-- Start Text shown --

Skip to content

Race condition in drop_iocache() crashes parallel SLURM workers during DAG init #4153

@kaybrand

Description

@kaybrand

Snakemake version

9.16.3 (the relevant code on main as of 2026-04-14 is identical)

What is the issue?

Persistence.drop_iocache() in snakemake/persistence/__init__.py (lines 831-833) uses a check-then-remove pattern that is not atomic:

def drop_iocache(self) -> None:
    if os.path.exists(self._iocache_filename):
        os.remove(self._iocache_filename)

When the SLURM executor launches multiple worker jobs in parallel, each worker re-imports the workflow and calls drop_iocache() during DAG.init() (dag.py:282). Multiple workers race to delete .snakemake/iocache/latest.pkl. The first worker's os.remove() succeeds; subsequent workers can pass the os.path.exists() check (due to filesystem caching or scheduling) but then os.remove() raises FileNotFoundError because the file is already gone.

This is a classic TOCTOU (time-of-check-time-of-use) race condition.

Expected behavior

drop_iocache() should tolerate the file being absent at removal time. The worker should continue normally into rule execution.

-- End Text shown --
-- Start Entries provided --

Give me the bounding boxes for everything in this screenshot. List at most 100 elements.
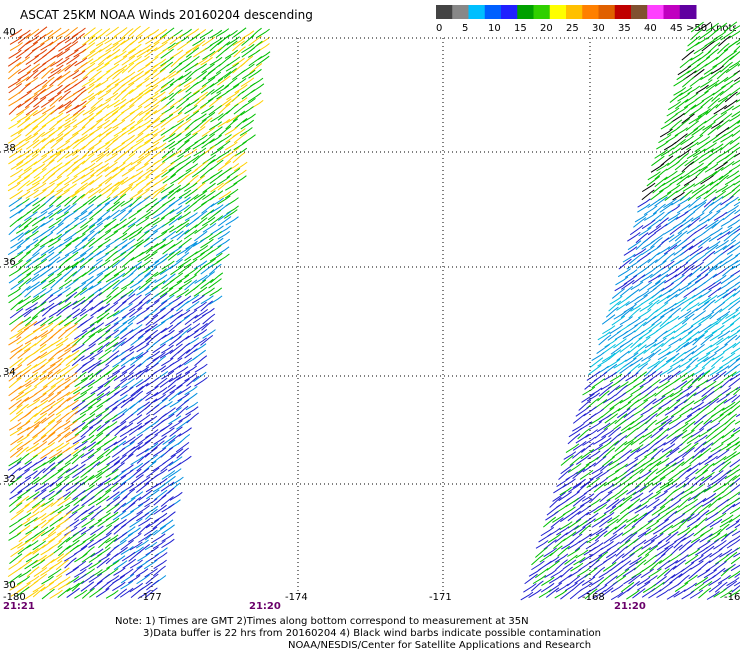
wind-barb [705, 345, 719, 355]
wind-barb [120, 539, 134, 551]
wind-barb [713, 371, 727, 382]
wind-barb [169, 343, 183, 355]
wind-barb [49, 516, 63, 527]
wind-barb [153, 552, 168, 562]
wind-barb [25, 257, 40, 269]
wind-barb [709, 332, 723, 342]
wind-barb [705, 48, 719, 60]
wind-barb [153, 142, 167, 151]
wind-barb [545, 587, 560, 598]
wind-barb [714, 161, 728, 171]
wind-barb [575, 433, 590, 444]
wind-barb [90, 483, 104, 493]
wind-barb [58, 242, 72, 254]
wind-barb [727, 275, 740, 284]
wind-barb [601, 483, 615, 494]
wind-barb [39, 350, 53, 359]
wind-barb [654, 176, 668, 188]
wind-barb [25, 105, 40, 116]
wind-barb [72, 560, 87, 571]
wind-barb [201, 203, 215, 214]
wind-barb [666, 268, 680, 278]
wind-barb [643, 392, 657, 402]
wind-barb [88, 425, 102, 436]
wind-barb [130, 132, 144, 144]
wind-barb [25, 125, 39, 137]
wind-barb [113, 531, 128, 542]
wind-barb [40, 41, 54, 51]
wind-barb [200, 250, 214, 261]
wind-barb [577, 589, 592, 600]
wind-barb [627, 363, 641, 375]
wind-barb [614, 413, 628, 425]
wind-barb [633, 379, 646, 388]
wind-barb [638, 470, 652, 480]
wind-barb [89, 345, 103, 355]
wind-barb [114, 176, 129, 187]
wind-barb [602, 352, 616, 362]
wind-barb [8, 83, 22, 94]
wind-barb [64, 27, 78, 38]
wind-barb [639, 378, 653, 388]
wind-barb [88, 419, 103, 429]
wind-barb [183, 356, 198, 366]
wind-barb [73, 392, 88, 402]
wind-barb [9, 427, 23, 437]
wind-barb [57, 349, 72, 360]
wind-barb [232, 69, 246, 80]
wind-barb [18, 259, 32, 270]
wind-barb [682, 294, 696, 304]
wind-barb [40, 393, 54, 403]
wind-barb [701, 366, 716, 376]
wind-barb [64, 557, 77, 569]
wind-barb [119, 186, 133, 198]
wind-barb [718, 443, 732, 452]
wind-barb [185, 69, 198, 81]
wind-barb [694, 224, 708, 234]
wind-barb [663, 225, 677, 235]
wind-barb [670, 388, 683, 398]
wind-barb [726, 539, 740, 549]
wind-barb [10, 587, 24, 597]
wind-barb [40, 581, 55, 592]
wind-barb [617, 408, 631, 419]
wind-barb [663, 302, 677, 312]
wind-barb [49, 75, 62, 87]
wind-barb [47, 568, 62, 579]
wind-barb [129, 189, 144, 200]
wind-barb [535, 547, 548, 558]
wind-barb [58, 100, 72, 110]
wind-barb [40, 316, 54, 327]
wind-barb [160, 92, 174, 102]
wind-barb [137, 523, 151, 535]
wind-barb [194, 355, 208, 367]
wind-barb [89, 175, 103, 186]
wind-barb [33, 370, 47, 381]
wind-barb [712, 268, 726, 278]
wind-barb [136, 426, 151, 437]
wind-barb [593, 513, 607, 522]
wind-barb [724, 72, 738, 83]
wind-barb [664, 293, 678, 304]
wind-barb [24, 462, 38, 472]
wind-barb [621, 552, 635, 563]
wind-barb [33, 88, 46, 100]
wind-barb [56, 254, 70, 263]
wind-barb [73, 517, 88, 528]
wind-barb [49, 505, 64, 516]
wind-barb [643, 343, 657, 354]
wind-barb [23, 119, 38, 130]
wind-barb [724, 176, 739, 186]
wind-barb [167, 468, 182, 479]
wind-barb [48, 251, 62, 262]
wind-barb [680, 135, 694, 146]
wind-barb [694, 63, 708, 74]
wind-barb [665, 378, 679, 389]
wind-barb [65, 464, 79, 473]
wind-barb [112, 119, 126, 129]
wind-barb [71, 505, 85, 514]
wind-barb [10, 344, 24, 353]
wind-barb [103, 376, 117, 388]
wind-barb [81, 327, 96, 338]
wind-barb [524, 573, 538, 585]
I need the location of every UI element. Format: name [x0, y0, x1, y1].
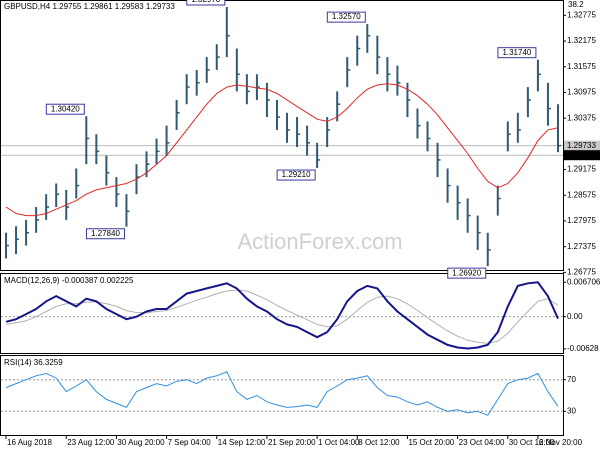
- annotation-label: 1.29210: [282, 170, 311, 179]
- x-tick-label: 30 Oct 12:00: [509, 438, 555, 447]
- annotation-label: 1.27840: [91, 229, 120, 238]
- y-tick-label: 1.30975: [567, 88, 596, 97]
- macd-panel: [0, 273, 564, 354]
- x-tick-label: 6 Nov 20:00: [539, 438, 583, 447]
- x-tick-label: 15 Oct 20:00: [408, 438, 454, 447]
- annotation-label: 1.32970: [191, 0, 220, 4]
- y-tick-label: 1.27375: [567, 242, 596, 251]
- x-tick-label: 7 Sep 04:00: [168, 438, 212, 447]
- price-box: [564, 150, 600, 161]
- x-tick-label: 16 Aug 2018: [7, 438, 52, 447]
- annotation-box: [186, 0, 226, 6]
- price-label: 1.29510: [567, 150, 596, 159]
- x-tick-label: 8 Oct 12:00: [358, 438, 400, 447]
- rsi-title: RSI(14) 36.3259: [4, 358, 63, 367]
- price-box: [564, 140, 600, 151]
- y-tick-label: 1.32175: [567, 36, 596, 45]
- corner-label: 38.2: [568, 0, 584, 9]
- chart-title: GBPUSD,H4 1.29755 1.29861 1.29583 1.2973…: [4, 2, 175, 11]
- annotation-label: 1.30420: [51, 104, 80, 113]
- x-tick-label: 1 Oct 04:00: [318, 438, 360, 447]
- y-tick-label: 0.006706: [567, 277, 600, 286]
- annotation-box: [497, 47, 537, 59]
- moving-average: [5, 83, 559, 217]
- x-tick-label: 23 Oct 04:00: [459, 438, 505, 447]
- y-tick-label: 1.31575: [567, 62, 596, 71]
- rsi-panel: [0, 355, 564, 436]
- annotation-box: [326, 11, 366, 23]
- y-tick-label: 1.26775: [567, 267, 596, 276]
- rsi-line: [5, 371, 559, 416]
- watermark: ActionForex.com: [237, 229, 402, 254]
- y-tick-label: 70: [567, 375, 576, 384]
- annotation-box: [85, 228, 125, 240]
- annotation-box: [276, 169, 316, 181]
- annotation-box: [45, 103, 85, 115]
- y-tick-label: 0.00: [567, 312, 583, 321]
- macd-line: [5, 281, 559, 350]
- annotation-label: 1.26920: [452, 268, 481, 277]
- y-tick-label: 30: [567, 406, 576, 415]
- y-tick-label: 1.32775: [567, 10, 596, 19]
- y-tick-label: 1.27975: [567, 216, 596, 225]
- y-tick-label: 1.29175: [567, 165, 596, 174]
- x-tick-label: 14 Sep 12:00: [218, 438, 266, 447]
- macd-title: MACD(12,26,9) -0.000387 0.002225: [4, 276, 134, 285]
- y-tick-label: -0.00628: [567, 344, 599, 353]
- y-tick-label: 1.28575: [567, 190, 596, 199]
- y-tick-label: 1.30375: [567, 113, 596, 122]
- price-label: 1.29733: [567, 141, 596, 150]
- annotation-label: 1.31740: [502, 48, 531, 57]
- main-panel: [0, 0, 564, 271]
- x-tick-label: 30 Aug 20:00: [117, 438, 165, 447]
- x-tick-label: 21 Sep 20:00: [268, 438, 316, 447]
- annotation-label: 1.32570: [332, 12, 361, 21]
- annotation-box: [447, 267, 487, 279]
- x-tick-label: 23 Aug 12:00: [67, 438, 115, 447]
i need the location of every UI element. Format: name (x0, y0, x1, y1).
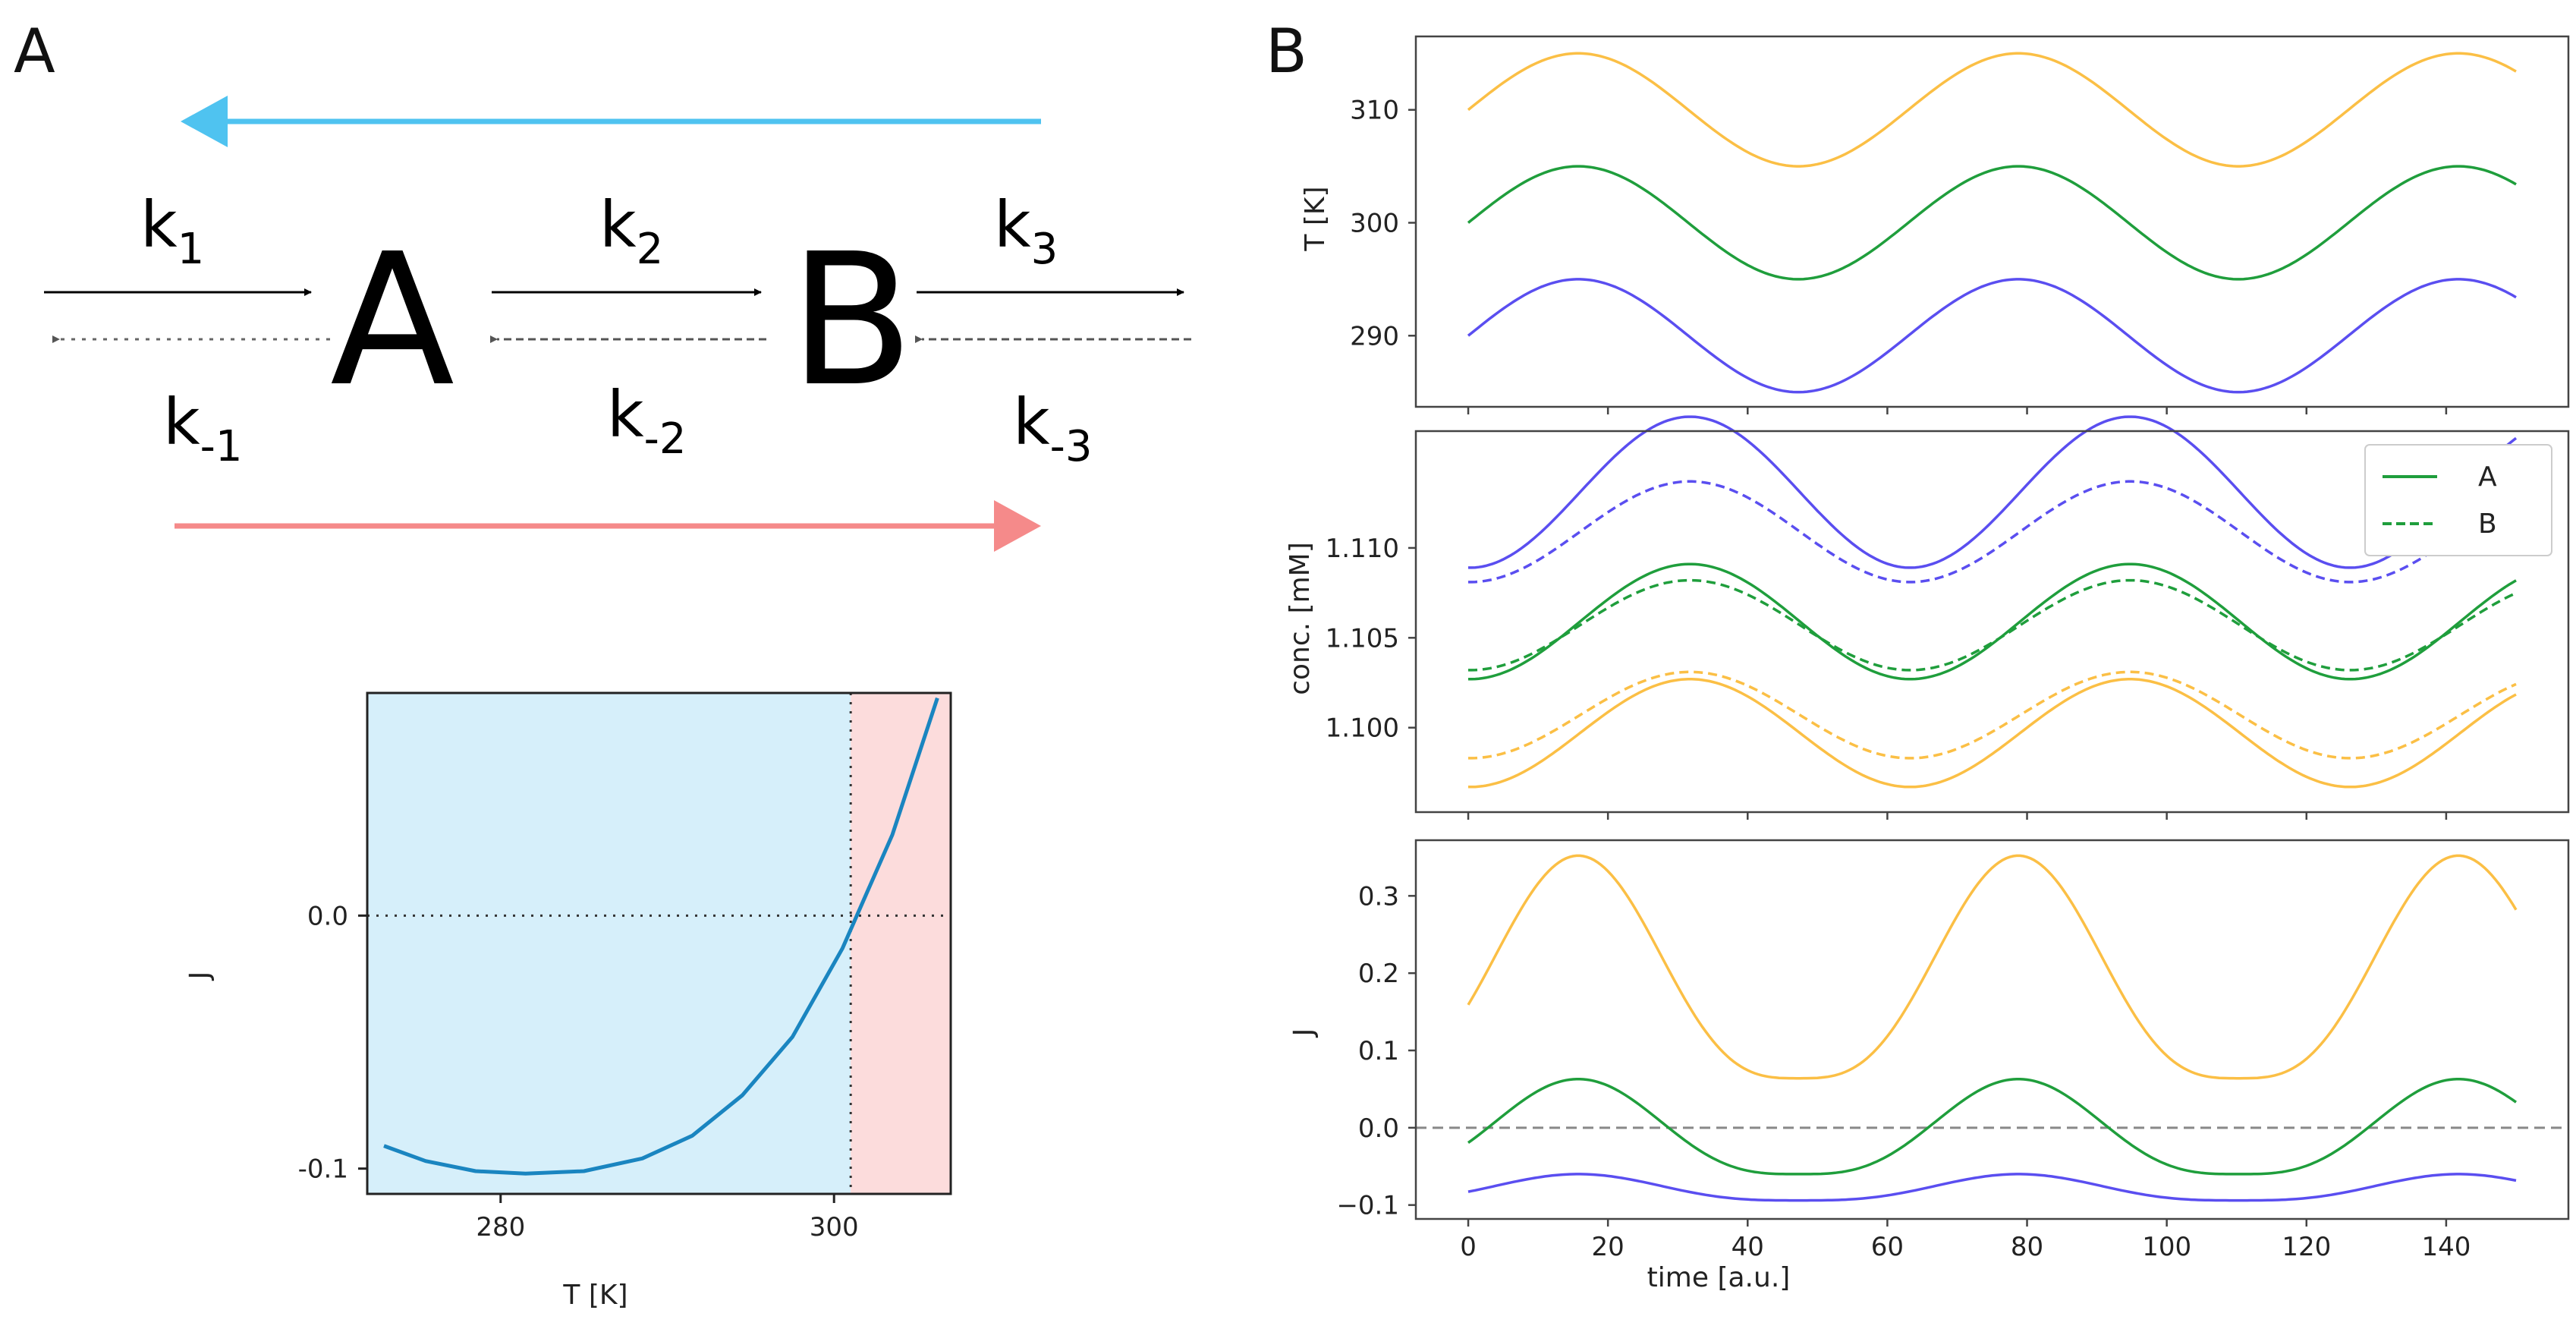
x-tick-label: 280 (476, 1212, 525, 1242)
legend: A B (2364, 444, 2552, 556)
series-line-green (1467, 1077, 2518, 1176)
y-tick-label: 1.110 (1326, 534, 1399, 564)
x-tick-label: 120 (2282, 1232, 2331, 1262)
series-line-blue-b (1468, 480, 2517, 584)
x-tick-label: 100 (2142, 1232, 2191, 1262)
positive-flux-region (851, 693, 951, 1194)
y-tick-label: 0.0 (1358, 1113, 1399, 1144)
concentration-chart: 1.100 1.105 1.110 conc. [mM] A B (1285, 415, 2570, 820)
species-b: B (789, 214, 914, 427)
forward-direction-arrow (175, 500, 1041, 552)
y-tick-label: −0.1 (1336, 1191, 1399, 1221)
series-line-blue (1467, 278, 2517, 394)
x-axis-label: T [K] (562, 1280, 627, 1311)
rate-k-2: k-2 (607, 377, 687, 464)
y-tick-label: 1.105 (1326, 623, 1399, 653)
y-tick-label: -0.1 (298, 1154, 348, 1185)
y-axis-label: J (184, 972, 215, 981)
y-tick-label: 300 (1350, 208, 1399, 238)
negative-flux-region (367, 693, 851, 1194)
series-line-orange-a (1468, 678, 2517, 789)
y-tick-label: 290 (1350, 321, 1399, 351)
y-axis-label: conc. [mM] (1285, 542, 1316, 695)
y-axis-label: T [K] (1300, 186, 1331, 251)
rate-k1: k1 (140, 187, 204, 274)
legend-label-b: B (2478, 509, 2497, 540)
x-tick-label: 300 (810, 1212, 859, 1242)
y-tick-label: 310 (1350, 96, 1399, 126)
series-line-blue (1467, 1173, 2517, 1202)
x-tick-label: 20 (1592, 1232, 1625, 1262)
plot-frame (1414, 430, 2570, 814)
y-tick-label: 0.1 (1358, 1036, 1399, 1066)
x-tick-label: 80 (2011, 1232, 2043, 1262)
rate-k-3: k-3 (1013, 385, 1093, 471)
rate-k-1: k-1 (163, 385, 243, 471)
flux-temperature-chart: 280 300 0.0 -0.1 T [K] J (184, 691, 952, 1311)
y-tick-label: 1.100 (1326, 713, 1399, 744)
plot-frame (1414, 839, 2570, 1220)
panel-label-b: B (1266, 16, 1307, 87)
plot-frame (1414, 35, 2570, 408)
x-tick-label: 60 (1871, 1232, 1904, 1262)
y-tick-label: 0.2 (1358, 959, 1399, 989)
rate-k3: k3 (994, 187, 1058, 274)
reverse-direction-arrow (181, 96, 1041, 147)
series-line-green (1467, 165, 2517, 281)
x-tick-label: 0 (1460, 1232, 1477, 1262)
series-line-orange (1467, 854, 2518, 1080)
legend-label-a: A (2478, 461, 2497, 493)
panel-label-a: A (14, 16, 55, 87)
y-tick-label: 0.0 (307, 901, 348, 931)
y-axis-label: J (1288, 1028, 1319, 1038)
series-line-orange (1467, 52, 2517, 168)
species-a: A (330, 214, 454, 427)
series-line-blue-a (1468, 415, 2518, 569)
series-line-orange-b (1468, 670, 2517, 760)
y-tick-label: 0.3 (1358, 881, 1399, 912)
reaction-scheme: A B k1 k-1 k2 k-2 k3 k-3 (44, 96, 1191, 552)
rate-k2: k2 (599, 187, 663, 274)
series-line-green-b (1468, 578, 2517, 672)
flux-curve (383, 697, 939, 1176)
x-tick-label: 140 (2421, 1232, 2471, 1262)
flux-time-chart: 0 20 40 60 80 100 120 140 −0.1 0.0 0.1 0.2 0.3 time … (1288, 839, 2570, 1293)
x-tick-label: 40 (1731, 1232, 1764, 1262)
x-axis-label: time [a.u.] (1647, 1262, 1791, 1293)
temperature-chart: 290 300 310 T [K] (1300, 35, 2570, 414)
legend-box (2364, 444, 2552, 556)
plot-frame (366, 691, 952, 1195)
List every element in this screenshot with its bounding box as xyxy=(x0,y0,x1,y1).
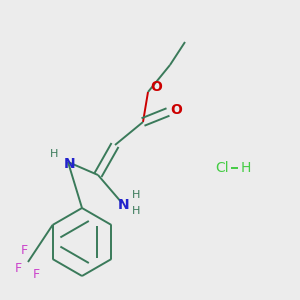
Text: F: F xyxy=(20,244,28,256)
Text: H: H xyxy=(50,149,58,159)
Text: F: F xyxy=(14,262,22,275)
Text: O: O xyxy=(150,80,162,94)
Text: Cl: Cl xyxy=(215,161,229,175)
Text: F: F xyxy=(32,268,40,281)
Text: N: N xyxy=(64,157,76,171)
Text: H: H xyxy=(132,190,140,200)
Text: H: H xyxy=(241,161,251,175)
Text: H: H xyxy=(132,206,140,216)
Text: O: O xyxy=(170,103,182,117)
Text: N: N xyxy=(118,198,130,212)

-- End Entries provided --

__Problems__
1/ Which files does the Snakemake issue report mention by path or name? List every one.
2/ Retype the part of the Snakemake issue report that opens with the words containing "Race condition in" and closes with "2026-04-14 is identical)".
3/ Extend the Snakemake issue report from the point where it stops.
This data comes from a different source than the Snakemake issue report.

__Final results__
1/
- snakemake/persistence/__init__.py
- dag.py
- .snakemake/iocache/latest.pkl

2/
Race condition in drop_iocache() crashes parallel SLURM workers during DAG init #4153

@kaybrand

Description

@kaybrand

Snakemake version

9.16.3 (the relevant code on main as of 2026-04-14 is identical)

3/
Actual behavior

The worker crashes with FileNotFoundError during DAG initialization, before the rule's shell command ever runs. The SLURM job is marked FAILED even though the rule itself was never executed.

Reproducibility

Any Snakemake workflow using the SLURM executor with multiple parallel jobs can trigger this. I encountered it once after invoking Snakemake version 9 about 70 times, each releasing up to 10 parallel SLURM jobs at a time. Low probability per invocation, but distributed execution on shared filesystems is a core Snakemake use case, so this will affect users at scale.

The race window is wider on networked/shared filesystems where client-side metadata caching means os.path.exists() can return a stale True after another process has already deleted the file.

A minimal workflow that can trigger it:

# Snakefile
rule all:
    input: expand("output/{sample}.txt", sample=range(20))

rule process:
    output: "output/{sample}.txt"
    shell: "echo {wildcards.sample} > {output}"
snakemake --executor slurm --jobs 20 --default-resources slurm_account=myaccount slurm_partition=normal

Because the race depends on multiple workers calling drop_iocache() in a narrow overlapping window, reproduction is not guaranteed on any single run. But the code path is deterministic -- every SLURM worker hits drop_iocache() during DAG init -- so it will surface eventually in any environment running enough parallel jobs.

Full traceback from real failure

Building DAG of jobs...
Traceback (most recent call last):

  File ".../snakemake/cli.py", line 2194, in args_to_api
    dag_api.execute_workflow(

  File ".../snakemake/api.py", line 646, in execute_workflow
    workflow.execute(

  File ".../snakemake/workflow.py", line 1304, in execute
    self._build_dag()

  File ".../snakemake/workflow.py", line 1247, in _build_dag
    self.async_run(self.dag.init())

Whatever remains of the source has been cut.